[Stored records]
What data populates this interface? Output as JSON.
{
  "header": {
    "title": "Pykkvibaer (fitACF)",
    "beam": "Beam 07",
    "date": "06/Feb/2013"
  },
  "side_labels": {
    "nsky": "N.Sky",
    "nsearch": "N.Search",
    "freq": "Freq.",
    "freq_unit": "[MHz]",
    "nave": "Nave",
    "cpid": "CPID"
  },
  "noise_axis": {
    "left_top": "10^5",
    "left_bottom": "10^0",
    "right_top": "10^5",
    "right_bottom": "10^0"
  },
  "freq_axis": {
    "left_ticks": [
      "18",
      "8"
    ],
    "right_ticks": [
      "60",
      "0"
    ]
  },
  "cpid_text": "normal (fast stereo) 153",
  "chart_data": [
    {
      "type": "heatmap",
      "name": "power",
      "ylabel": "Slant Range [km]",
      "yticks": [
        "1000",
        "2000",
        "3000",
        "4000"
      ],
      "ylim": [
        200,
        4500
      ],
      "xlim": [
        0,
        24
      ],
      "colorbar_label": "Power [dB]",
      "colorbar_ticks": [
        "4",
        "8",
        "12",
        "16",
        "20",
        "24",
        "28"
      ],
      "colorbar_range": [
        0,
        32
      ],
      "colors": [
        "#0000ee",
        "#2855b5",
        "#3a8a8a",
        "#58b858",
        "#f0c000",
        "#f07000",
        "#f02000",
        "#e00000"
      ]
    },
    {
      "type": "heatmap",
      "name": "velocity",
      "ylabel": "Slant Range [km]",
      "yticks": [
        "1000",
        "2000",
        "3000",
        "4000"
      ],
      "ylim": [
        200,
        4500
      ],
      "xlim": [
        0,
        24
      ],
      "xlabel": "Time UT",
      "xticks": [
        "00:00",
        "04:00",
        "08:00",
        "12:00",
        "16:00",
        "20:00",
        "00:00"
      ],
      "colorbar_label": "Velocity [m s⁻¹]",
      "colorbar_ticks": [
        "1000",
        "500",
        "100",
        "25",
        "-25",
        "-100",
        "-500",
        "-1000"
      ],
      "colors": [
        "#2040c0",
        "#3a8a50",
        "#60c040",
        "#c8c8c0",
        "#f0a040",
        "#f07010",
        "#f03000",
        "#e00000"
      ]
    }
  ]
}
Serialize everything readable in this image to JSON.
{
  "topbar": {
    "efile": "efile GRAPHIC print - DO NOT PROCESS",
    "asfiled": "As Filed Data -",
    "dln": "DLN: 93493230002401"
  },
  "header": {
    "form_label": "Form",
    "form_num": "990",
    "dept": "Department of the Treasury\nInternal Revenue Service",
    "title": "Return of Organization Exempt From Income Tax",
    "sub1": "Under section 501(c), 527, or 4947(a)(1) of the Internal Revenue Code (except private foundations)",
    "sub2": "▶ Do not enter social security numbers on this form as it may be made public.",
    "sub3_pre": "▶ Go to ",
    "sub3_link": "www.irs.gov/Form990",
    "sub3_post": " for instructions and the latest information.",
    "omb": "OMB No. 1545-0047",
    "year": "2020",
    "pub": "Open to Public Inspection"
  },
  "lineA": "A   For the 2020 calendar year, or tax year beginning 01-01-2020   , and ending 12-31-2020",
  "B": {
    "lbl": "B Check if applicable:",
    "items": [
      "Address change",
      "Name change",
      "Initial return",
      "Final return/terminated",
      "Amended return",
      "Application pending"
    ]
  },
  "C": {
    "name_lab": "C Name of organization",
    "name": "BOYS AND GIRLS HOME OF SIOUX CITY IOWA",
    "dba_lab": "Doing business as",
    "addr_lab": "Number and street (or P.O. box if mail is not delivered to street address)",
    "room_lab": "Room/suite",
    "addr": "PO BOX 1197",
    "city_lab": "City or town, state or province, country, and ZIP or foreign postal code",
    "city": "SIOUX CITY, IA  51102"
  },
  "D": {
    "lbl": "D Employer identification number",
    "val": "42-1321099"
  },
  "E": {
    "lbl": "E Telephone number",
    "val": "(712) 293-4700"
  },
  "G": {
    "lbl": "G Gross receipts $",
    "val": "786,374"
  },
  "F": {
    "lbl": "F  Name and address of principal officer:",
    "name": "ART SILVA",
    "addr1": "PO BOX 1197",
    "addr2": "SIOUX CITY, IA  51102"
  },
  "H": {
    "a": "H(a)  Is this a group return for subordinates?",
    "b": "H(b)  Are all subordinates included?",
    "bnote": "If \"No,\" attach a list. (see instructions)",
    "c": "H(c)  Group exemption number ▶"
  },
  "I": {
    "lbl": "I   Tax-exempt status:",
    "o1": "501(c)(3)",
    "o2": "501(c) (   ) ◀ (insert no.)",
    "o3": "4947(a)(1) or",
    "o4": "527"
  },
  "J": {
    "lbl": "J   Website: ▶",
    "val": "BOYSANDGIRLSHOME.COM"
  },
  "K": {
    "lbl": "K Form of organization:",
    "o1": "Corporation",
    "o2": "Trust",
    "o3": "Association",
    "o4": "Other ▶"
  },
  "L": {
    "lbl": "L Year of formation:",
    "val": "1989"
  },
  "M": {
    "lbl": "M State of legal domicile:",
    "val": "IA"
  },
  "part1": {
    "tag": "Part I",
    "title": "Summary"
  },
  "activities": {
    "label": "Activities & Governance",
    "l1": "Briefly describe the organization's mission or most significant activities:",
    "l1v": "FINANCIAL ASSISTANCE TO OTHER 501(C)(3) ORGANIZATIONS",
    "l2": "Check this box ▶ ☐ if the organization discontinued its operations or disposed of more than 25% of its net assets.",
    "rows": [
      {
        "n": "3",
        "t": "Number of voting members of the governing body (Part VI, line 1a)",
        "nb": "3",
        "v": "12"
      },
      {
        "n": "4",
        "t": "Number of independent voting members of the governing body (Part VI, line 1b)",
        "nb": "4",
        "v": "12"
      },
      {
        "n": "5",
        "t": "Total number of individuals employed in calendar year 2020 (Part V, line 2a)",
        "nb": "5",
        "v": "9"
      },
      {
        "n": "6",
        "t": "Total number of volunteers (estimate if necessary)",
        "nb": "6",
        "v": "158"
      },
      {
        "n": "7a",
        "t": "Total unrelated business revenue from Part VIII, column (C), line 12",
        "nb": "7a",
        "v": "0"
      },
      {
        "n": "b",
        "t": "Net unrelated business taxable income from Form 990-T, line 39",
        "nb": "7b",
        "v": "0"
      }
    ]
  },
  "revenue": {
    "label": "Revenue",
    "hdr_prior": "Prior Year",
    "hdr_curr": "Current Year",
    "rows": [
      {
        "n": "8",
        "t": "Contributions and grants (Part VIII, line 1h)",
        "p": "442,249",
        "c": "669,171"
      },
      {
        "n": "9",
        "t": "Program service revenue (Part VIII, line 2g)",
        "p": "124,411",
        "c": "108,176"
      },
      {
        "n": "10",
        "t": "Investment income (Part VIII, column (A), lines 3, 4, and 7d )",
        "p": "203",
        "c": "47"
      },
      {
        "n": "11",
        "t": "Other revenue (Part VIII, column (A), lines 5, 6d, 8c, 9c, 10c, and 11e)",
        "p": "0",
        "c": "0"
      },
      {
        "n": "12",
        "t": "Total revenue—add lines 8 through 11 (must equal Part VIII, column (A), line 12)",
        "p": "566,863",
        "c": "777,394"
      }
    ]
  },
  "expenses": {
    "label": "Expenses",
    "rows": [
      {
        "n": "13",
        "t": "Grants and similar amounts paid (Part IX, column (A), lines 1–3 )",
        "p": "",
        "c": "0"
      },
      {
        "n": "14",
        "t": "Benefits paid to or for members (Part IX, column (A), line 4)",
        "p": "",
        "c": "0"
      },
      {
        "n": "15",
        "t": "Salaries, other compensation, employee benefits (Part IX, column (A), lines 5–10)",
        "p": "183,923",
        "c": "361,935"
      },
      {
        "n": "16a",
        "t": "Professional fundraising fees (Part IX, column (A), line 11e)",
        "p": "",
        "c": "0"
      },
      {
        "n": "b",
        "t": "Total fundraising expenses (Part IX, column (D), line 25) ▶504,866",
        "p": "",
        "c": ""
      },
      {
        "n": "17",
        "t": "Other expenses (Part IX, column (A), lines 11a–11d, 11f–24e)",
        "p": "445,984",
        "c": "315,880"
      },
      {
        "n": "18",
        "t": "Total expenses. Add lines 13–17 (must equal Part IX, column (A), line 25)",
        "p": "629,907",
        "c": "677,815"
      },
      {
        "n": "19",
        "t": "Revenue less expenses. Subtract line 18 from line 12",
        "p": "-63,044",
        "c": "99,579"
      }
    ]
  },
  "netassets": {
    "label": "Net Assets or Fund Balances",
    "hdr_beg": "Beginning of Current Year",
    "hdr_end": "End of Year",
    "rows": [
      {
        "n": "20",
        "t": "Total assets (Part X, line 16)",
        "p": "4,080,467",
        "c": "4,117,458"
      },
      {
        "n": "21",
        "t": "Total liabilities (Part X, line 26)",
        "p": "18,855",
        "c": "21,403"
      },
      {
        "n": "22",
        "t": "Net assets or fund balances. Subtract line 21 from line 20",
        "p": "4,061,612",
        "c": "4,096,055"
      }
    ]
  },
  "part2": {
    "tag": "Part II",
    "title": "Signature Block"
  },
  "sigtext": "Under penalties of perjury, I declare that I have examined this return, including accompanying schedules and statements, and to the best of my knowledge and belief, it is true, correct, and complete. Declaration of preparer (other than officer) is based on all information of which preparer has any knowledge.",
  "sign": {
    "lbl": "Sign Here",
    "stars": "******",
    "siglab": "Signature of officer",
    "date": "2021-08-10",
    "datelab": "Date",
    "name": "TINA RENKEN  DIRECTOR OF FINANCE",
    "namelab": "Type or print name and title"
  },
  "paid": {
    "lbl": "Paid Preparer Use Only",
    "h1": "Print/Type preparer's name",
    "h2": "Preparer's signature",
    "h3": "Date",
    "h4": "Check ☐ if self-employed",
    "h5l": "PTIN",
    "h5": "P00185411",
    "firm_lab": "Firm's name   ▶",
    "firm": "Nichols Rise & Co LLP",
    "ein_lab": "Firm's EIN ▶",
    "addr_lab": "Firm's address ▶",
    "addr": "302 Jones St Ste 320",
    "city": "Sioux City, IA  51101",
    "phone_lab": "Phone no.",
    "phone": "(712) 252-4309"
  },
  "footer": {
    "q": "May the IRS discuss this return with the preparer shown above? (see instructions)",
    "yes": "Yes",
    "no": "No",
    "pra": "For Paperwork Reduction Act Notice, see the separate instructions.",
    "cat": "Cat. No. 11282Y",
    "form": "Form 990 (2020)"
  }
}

- AIM
Which lines of the data include "VIII"? Copy each of them.

- COMPLETED EXERCISE
        "t": "Total unrelated business revenue from Part VIII, column (C), line 12",
        "t": "Contributions and grants (Part VIII, line 1h)",
        "t": "Program service revenue (Part VIII, line 2g)",
        "t": "Investment income (Part VIII, column (A), lines 3, 4, and 7d )",
        "t": "Other revenue (Part VIII, column (A), lines 5, 6d, 8c, 9c, 10c, and 11e)",
        "t": "Total revenue—add lines 8 through 11 (must equal Part VIII, column (A), line 12)",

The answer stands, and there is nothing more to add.